====== Material provided ======
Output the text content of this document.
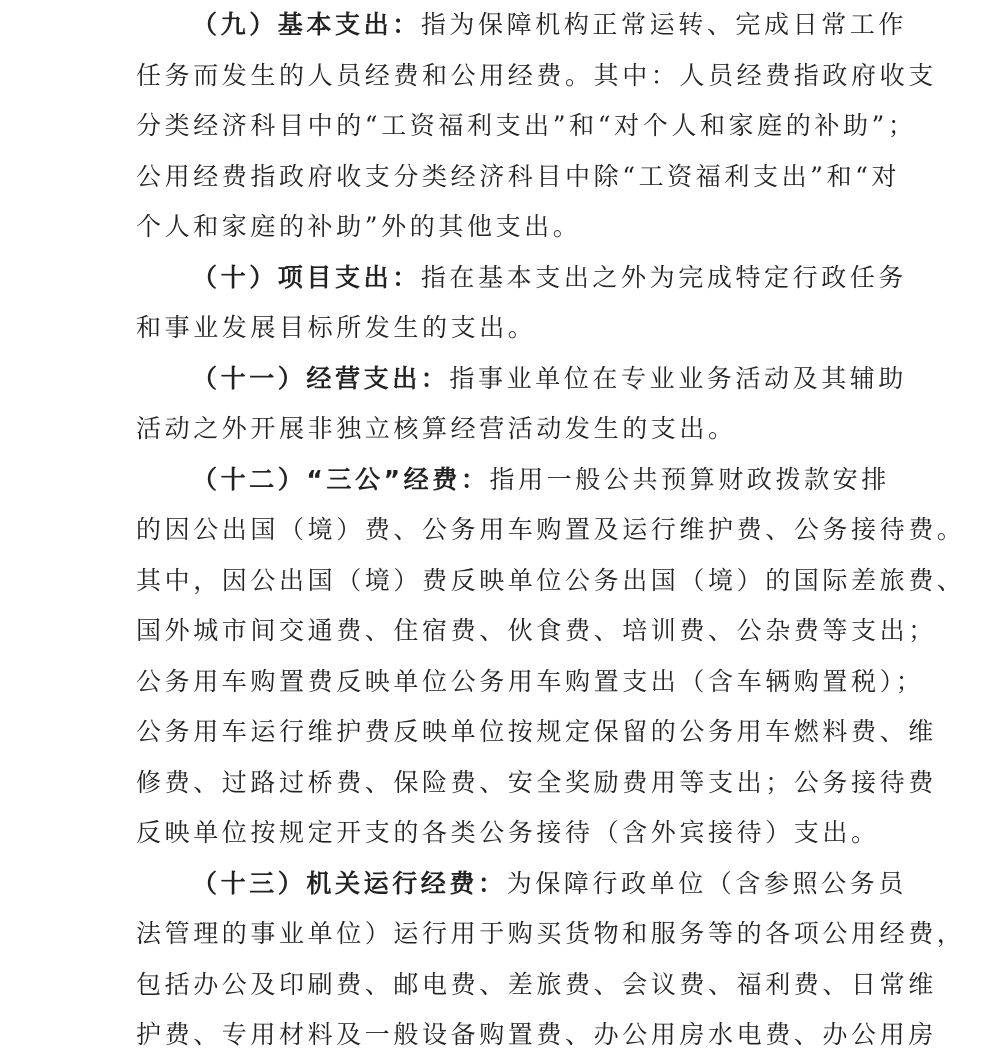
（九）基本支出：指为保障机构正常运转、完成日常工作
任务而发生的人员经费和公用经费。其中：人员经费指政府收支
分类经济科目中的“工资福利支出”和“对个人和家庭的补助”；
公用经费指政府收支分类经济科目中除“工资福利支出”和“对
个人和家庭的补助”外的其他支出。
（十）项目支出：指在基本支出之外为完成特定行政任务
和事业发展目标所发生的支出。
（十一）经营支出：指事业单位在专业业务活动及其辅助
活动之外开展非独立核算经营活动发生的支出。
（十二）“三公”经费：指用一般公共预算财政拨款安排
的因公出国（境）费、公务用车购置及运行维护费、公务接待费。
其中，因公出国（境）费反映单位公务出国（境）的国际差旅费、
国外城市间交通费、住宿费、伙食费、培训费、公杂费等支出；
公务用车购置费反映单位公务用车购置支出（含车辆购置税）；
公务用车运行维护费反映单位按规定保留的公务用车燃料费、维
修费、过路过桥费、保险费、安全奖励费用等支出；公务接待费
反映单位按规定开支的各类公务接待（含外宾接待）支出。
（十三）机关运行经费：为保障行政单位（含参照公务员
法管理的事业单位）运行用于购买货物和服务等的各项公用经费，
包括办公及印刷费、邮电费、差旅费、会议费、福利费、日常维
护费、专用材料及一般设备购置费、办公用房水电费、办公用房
======
====== Material provided ======
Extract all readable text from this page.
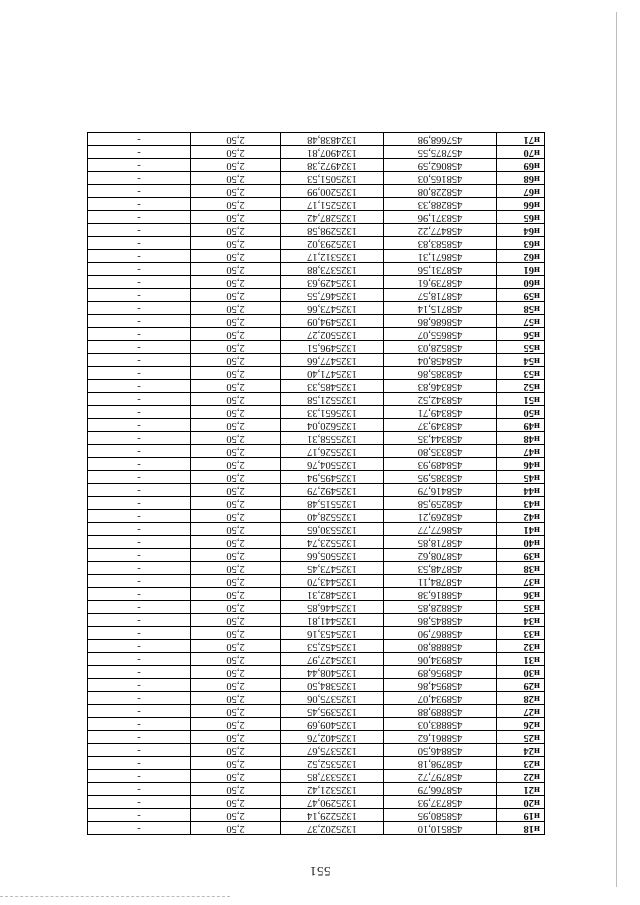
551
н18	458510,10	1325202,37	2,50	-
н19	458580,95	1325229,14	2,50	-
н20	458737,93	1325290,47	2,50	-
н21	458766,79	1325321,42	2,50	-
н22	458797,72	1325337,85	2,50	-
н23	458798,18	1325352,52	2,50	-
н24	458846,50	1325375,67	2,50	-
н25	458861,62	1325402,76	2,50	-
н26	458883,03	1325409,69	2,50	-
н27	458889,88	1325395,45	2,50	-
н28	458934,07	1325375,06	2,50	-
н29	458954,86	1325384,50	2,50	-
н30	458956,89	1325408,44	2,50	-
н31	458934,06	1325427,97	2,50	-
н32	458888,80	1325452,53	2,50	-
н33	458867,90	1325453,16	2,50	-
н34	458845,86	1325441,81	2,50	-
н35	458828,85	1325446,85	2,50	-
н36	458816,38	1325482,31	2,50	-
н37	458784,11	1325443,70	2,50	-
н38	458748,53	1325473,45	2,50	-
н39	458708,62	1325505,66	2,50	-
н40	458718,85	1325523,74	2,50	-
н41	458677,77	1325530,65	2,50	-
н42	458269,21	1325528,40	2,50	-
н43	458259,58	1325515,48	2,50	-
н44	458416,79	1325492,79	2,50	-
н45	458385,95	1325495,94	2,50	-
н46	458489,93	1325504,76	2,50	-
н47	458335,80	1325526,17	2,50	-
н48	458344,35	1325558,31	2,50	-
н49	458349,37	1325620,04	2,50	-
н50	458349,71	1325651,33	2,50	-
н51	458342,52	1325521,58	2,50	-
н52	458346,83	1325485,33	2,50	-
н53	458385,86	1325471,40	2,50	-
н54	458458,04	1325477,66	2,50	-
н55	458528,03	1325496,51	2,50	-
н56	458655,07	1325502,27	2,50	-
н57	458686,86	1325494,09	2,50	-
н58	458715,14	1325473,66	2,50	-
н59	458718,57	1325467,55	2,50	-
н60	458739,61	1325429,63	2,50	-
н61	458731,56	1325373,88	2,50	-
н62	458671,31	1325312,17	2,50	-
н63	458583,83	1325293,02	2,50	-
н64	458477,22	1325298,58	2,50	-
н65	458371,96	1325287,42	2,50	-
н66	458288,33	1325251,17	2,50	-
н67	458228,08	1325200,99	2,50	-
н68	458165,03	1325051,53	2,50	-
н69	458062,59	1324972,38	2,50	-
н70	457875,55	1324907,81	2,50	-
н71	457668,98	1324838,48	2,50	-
======
» Task requirements
Using the entries above, return each line that includes the word "text".

» Answer to the exercise
Output the text content of this document.
Extract all readable text from this page.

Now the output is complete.